§ PROBLEM: Below are the entries; state how many of their lines contain the string "style", and nothing more.

[Stored items from a collection]
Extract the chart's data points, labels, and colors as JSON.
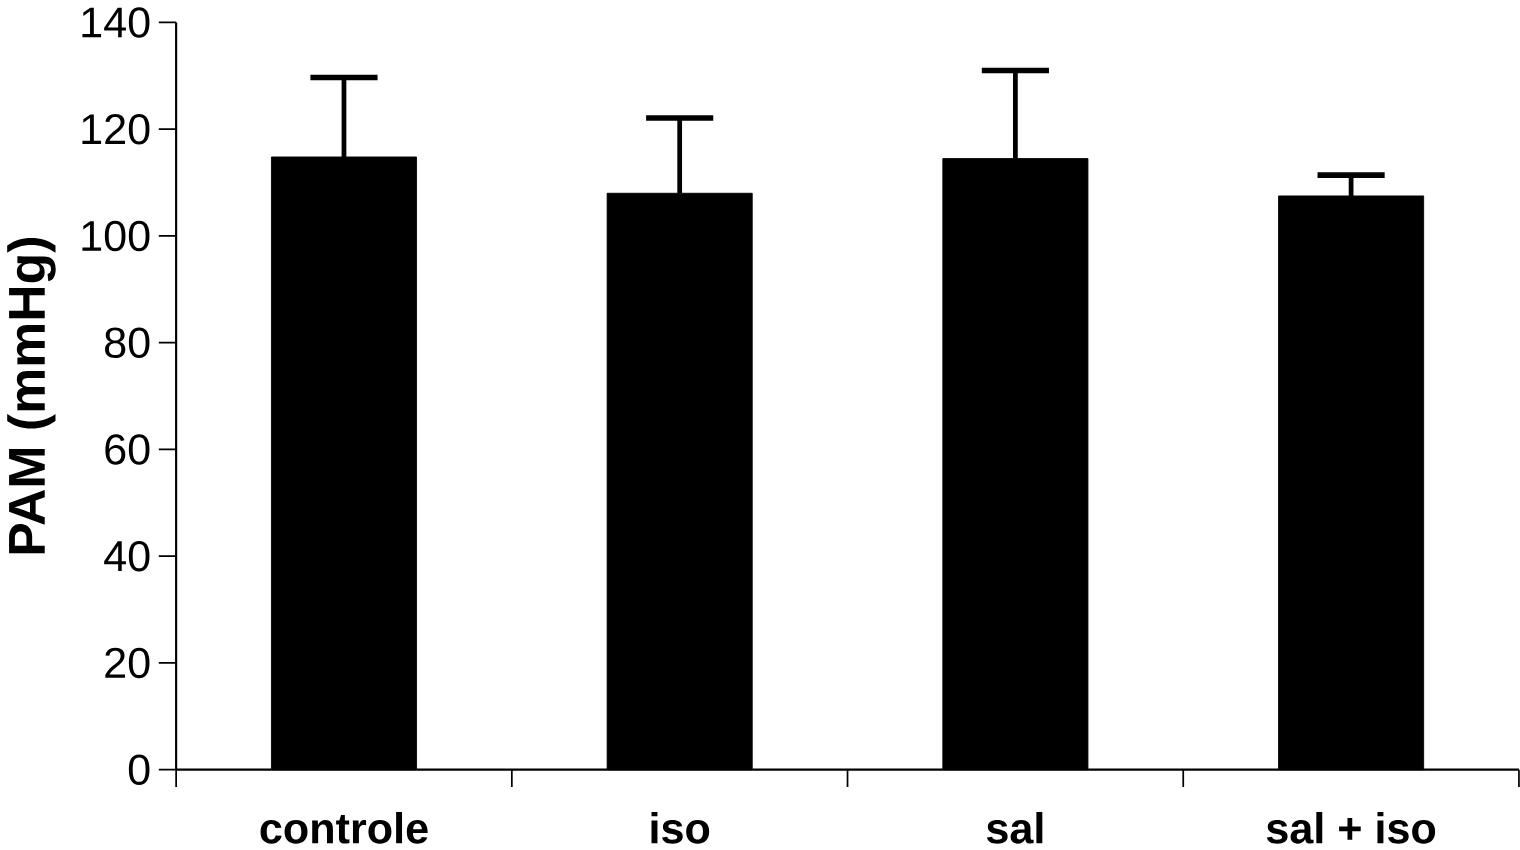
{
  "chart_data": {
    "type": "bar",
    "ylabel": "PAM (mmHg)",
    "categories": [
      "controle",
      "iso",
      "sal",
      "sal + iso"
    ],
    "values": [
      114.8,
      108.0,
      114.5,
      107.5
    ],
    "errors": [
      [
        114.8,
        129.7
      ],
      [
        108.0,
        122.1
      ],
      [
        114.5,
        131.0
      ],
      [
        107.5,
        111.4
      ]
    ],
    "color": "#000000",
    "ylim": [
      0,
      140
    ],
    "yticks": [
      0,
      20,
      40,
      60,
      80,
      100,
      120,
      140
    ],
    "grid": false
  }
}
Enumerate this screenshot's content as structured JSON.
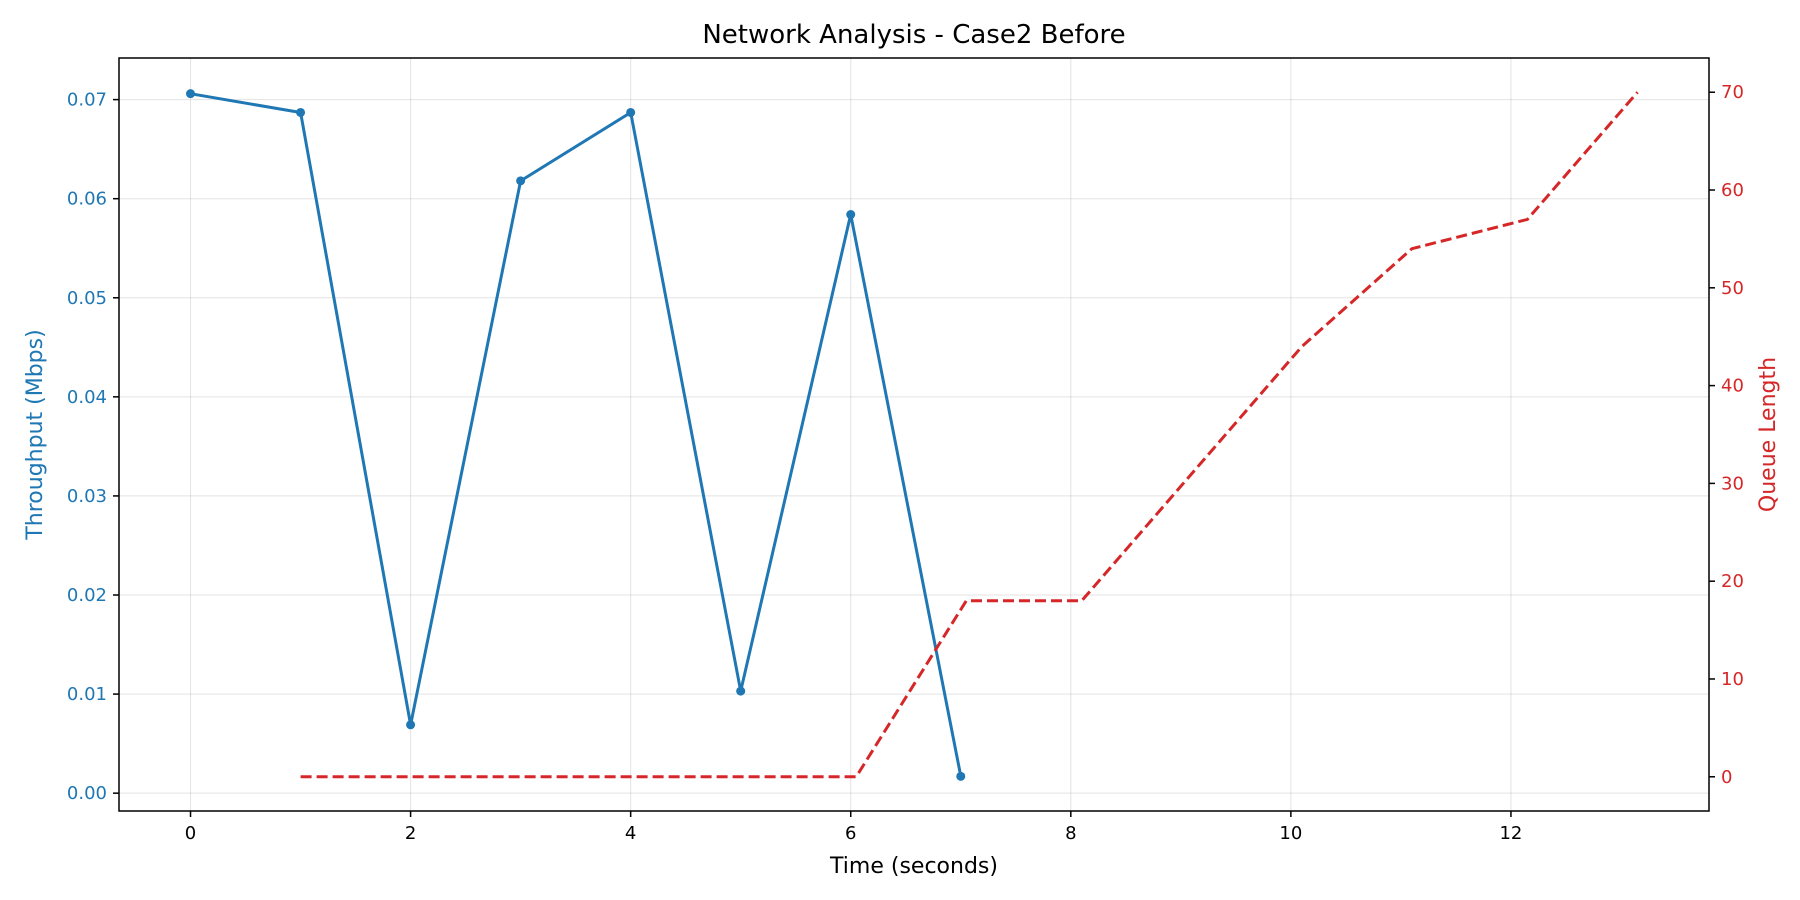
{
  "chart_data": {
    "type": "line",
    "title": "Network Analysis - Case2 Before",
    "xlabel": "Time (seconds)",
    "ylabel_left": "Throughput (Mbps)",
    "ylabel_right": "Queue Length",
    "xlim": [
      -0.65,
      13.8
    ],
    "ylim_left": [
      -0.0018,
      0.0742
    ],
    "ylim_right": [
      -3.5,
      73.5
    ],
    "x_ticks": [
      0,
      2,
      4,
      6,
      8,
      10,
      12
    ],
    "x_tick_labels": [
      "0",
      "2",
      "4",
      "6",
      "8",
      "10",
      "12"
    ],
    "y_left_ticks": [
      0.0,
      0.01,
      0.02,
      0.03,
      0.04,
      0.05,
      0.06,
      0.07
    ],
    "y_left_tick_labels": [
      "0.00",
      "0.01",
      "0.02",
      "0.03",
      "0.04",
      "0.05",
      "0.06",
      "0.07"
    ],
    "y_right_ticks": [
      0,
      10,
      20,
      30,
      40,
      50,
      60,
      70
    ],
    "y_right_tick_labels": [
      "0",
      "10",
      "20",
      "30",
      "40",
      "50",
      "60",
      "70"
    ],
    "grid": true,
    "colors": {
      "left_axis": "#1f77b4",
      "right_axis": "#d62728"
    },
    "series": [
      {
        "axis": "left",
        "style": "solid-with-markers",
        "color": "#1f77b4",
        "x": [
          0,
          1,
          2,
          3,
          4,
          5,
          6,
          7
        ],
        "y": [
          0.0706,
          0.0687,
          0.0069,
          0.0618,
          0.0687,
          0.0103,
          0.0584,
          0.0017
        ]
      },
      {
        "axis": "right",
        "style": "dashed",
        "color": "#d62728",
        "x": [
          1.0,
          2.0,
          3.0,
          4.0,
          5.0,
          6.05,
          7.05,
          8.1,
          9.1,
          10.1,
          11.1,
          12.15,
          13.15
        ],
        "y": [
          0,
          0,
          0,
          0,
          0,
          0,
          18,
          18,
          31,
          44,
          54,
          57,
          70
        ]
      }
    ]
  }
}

§ EXERCISE ANSWER: 2